▸ **What to do**:
Only a number is wanted: the count of lines in this listing that contain "Website".

▸ **Data listing**:
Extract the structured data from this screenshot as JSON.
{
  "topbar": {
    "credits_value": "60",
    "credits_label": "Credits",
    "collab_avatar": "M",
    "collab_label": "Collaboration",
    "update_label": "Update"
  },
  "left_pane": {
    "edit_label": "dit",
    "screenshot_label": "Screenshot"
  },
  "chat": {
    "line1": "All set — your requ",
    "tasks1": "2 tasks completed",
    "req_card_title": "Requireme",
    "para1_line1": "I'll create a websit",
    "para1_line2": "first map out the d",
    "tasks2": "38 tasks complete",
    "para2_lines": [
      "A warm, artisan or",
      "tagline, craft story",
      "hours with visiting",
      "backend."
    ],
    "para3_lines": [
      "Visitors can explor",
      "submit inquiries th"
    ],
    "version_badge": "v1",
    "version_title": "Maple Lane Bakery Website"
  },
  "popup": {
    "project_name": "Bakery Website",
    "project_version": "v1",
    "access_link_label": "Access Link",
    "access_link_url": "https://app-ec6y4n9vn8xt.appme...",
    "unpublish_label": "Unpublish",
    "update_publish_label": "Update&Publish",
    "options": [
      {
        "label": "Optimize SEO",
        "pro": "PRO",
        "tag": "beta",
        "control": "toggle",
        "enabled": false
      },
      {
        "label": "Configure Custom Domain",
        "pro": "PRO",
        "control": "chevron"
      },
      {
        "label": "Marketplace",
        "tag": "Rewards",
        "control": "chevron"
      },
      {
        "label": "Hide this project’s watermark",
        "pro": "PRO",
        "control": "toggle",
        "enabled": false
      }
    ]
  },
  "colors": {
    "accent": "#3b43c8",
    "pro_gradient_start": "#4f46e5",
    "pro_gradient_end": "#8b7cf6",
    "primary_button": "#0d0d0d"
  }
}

▸ **Task solution**:
2